Problem to work on
Show each line that has the string "użytkowania" in it.

Entries
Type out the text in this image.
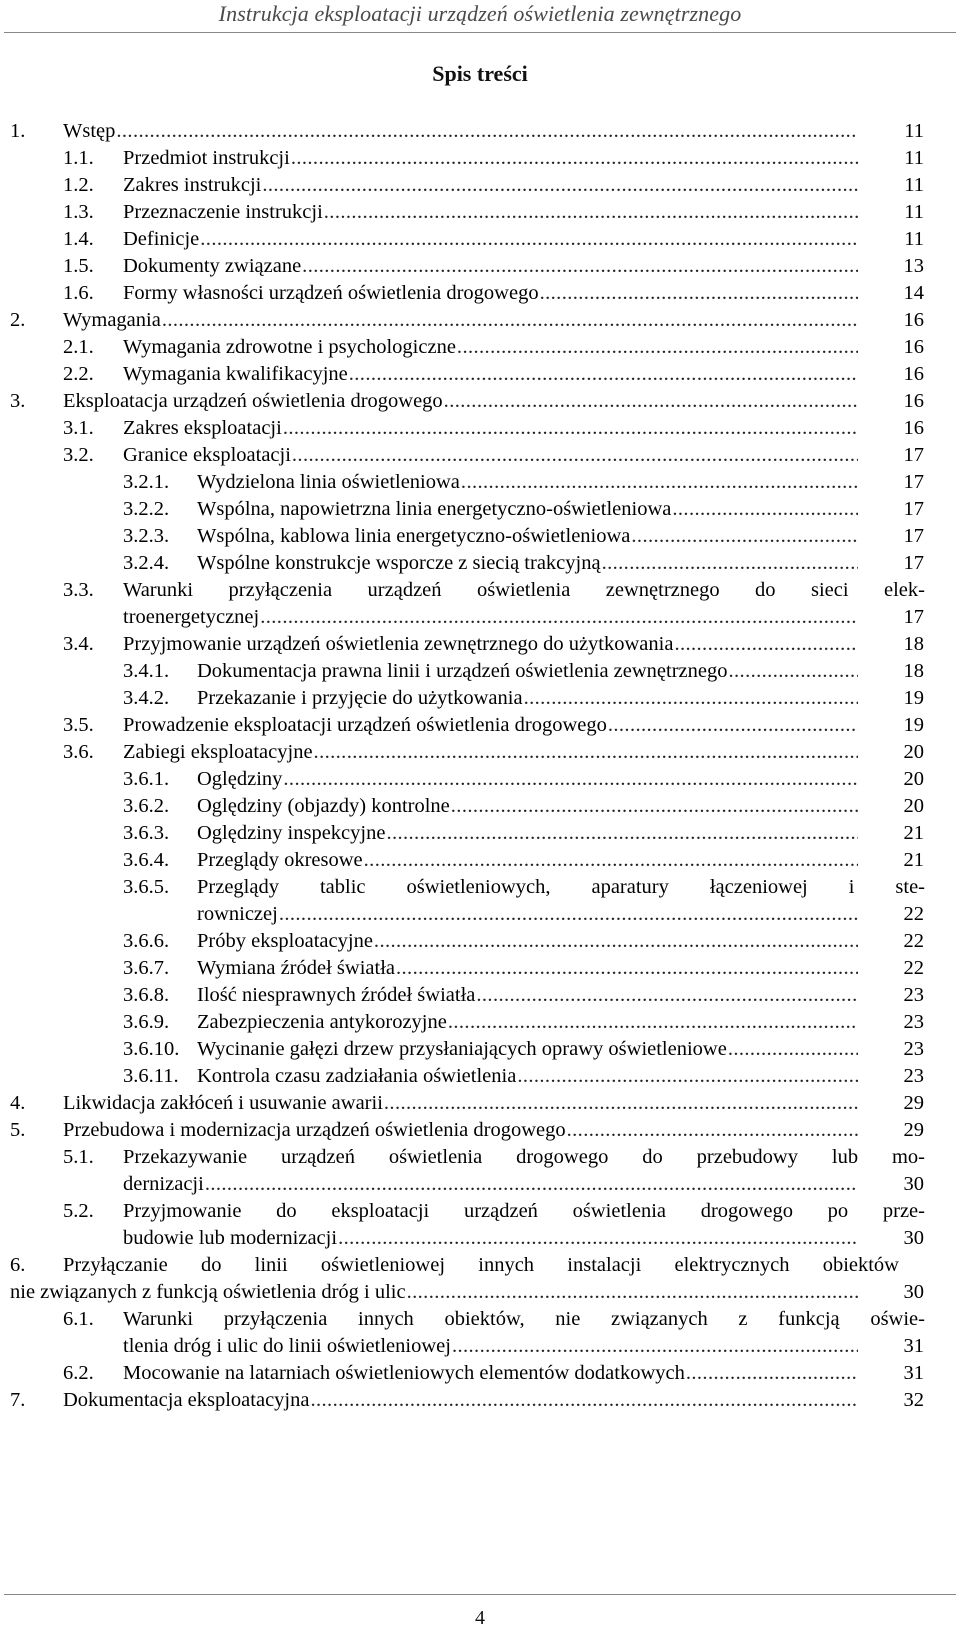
Instrukcja eksploatacji urządzeń oświetlenia zewnętrznego
Spis treści
1. Wstęp .....	11
1.1. Przedmiot instrukcji .....	11
1.2. Zakres instrukcji .....	11
1.3. Przeznaczenie instrukcji .....	11
1.4. Definicje .....	11
1.5. Dokumenty związane .....	13
1.6. Formy własności urządzeń oświetlenia drogowego .....	14
2. Wymagania .....	16
2.1. Wymagania zdrowotne i psychologiczne .....	16
2.2. Wymagania kwalifikacyjne .....	16
3. Eksploatacja urządzeń oświetlenia drogowego .....	16
3.1. Zakres eksploatacji .....	16
3.2. Granice eksploatacji .....	17
3.2.1. Wydzielona linia oświetleniowa .....	17
3.2.2. Wspólna, napowietrzna linia energetyczno-oświetleniowa .....	17
3.2.3. Wspólna, kablowa linia energetyczno-oświetleniowa .....	17
3.2.4. Wspólne konstrukcje wsporcze z siecią trakcyjną .....	17
3.3. Warunki przyłączenia urządzeń oświetlenia zewnętrznego do sieci elek-
troenergetycznej .....	17
3.4. Przyjmowanie urządzeń oświetlenia zewnętrznego do użytkowania .....	18
3.4.1. Dokumentacja prawna linii i urządzeń oświetlenia zewnętrznego .....	18
3.4.2. Przekazanie i przyjęcie do użytkowania .....	19
3.5. Prowadzenie eksploatacji urządzeń oświetlenia drogowego .....	19
3.6. Zabiegi eksploatacyjne .....	20
3.6.1. Oględziny .....	20
3.6.2. Oględziny (objazdy) kontrolne .....	20
3.6.3. Oględziny inspekcyjne .....	21
3.6.4. Przeglądy okresowe .....	21
3.6.5. Przeglądy tablic oświetleniowych, aparatury łączeniowej i ste-
rowniczej .....	22
3.6.6. Próby eksploatacyjne .....	22
3.6.7. Wymiana źródeł światła .....	22
3.6.8. Ilość niesprawnych źródeł światła .....	23
3.6.9. Zabezpieczenia antykorozyjne .....	23
3.6.10. Wycinanie gałęzi drzew przysłaniających oprawy oświetleniowe .....	23
3.6.11. Kontrola czasu zadziałania oświetlenia .....	23
4. Likwidacja zakłóceń i usuwanie awarii .....	29
5. Przebudowa i modernizacja urządzeń oświetlenia drogowego .....	29
5.1. Przekazywanie urządzeń oświetlenia drogowego do przebudowy lub mo-
dernizacji .....	30
5.2. Przyjmowanie do eksploatacji urządzeń oświetlenia drogowego po prze-
budowie lub modernizacji .....	30
6. Przyłączanie do linii oświetleniowej innych instalacji elektrycznych obiektów
nie związanych z funkcją oświetlenia dróg i ulic .....	30
6.1. Warunki przyłączenia innych obiektów, nie związanych z funkcją oświe-
tlenia dróg i ulic do linii oświetleniowej .....	31
6.2. Mocowanie na latarniach oświetleniowych elementów dodatkowych .....	31
7. Dokumentacja eksploatacyjna .....	32
4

Result for this exercise
3.4. Przyjmowanie urządzeń oświetlenia zewnętrznego do użytkowania .....	18
3.4.2. Przekazanie i przyjęcie do użytkowania .....	19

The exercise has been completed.